Copy out all the lines where "name" shows up.

=== Input records ===

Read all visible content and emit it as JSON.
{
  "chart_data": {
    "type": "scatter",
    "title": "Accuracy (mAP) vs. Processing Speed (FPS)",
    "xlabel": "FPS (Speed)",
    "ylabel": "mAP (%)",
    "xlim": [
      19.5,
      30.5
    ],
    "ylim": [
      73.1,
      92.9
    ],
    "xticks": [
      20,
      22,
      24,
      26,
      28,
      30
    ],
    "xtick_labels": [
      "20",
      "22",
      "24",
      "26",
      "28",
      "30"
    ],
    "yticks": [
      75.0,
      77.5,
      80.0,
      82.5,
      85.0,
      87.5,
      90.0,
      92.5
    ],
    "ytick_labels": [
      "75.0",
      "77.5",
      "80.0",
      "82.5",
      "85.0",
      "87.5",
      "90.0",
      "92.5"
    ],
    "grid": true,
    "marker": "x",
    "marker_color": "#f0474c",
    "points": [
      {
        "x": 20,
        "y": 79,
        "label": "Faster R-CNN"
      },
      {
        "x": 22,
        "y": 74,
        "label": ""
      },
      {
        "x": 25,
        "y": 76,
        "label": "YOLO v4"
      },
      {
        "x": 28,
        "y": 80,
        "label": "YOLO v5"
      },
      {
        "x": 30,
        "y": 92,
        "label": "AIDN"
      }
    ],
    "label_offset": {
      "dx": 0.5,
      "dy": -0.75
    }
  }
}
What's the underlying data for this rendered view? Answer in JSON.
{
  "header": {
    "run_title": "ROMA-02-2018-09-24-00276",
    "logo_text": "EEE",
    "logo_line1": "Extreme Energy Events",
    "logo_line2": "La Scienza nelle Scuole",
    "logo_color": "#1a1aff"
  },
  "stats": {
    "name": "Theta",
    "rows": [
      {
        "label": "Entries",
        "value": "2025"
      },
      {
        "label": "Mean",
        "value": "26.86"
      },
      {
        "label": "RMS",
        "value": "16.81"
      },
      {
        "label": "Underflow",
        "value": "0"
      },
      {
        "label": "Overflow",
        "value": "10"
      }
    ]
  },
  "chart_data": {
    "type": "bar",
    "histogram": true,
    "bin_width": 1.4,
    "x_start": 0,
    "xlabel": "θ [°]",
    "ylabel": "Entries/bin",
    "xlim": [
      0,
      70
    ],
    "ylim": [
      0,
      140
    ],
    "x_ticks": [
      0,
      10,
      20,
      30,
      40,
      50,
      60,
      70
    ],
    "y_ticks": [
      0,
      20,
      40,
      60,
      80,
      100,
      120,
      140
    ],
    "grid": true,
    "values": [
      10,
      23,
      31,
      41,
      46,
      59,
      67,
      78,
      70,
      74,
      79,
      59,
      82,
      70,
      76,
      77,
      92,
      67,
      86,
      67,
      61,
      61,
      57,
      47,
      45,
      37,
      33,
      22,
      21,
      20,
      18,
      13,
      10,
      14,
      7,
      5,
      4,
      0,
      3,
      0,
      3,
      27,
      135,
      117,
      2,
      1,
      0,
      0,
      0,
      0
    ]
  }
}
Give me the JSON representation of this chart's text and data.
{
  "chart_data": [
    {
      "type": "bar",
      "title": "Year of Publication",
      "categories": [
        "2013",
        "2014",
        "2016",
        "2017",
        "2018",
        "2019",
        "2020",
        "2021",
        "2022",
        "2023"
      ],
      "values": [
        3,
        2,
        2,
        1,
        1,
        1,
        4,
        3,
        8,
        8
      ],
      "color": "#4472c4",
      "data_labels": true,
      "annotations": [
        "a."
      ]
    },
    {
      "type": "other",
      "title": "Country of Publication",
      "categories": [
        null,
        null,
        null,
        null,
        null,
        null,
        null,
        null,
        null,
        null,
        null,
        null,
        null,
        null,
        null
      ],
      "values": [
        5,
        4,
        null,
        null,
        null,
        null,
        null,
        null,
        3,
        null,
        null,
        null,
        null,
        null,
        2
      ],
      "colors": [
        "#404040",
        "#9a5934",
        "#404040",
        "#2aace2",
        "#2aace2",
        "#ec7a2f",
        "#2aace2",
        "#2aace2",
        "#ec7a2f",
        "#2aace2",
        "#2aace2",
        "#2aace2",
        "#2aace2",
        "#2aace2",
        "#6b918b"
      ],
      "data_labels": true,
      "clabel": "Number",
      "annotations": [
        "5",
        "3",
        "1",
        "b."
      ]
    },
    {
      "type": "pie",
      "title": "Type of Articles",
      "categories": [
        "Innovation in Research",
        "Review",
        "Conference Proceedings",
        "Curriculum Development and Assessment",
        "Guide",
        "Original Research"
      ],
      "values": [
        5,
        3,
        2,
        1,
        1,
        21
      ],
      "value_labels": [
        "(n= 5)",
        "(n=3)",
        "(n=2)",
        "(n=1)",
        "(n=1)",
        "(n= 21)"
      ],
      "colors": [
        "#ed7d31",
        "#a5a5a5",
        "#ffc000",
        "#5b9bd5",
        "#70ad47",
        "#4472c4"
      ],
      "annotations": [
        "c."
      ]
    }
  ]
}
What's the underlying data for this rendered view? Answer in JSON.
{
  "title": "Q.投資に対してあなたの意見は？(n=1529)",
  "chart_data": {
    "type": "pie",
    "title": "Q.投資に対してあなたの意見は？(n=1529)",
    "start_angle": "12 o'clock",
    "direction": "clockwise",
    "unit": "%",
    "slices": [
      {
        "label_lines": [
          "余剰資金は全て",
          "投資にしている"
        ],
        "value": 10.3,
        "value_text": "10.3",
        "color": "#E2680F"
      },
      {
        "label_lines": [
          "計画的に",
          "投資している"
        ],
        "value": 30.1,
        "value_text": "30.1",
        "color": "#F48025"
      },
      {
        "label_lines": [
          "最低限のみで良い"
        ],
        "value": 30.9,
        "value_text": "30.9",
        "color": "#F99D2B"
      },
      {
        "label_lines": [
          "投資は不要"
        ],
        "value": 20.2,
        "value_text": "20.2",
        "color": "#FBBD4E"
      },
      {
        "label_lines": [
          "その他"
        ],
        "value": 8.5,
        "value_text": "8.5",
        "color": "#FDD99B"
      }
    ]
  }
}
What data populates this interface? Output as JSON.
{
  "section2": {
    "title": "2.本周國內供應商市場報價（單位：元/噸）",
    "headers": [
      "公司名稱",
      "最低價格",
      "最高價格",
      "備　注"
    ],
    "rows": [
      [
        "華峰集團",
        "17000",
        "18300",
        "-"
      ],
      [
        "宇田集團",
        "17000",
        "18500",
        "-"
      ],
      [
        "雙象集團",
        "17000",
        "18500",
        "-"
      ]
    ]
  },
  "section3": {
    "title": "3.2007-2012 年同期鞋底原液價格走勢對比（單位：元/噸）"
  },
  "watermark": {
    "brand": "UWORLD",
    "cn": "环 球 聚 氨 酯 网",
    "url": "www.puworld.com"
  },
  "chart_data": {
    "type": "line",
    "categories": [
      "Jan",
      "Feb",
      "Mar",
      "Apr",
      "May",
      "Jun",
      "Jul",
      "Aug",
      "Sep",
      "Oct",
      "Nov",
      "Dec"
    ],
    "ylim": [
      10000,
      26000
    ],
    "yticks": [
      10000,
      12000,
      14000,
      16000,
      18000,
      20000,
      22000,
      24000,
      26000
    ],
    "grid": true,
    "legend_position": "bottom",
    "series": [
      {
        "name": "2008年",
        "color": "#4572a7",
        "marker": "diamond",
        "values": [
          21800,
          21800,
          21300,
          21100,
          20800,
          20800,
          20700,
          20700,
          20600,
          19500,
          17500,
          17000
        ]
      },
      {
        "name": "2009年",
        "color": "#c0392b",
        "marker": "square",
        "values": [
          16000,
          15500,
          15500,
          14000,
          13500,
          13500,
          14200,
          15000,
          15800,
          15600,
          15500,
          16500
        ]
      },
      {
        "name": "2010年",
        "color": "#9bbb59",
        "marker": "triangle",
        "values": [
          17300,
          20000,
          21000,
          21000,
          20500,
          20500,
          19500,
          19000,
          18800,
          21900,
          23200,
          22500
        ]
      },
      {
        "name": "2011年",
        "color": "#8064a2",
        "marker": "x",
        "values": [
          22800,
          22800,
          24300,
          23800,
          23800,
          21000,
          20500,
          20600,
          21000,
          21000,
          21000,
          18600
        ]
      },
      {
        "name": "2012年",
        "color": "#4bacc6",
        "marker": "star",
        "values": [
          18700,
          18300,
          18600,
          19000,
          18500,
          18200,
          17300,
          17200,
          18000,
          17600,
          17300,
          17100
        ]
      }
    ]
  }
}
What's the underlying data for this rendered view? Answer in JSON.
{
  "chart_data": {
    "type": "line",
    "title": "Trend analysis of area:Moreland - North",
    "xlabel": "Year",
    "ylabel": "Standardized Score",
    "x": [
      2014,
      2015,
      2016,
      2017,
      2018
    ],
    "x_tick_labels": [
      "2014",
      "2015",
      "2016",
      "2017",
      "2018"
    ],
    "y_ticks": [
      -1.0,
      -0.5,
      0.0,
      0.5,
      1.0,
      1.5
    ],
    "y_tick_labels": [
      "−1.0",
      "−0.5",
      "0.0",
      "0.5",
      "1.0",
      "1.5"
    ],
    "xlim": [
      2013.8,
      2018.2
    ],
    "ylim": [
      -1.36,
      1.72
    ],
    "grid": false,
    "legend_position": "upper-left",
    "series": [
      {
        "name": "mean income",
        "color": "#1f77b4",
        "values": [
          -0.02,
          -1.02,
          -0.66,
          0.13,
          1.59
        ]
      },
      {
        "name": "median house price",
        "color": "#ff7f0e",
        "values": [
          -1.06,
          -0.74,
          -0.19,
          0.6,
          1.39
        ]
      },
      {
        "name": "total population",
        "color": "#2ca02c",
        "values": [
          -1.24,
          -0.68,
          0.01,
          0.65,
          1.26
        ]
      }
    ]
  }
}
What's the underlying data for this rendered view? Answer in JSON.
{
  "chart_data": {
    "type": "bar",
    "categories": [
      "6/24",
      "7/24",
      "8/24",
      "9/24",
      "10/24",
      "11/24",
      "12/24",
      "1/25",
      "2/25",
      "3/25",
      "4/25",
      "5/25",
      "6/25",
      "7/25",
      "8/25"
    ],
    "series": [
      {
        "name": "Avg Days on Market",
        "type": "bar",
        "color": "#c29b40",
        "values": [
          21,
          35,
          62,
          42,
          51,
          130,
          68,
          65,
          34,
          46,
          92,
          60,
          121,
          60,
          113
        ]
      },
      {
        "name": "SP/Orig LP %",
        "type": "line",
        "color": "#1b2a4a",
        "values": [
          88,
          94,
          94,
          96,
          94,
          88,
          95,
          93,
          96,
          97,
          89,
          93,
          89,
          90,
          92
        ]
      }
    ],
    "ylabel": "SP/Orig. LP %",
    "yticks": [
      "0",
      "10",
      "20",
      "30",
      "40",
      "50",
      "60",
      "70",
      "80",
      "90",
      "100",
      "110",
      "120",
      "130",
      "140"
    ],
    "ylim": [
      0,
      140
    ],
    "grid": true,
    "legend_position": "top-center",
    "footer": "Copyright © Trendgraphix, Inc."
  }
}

===

Result for this task
    "name": "Theta",
        "name": "2008年",
        "name": "2009年",
        "name": "2010年",
        "name": "2011年",
        "name": "2012年",
        "name": "mean income",
        "name": "median house price",
        "name": "total population",
        "name": "Avg Days on Market",
        "name": "SP/Orig LP %",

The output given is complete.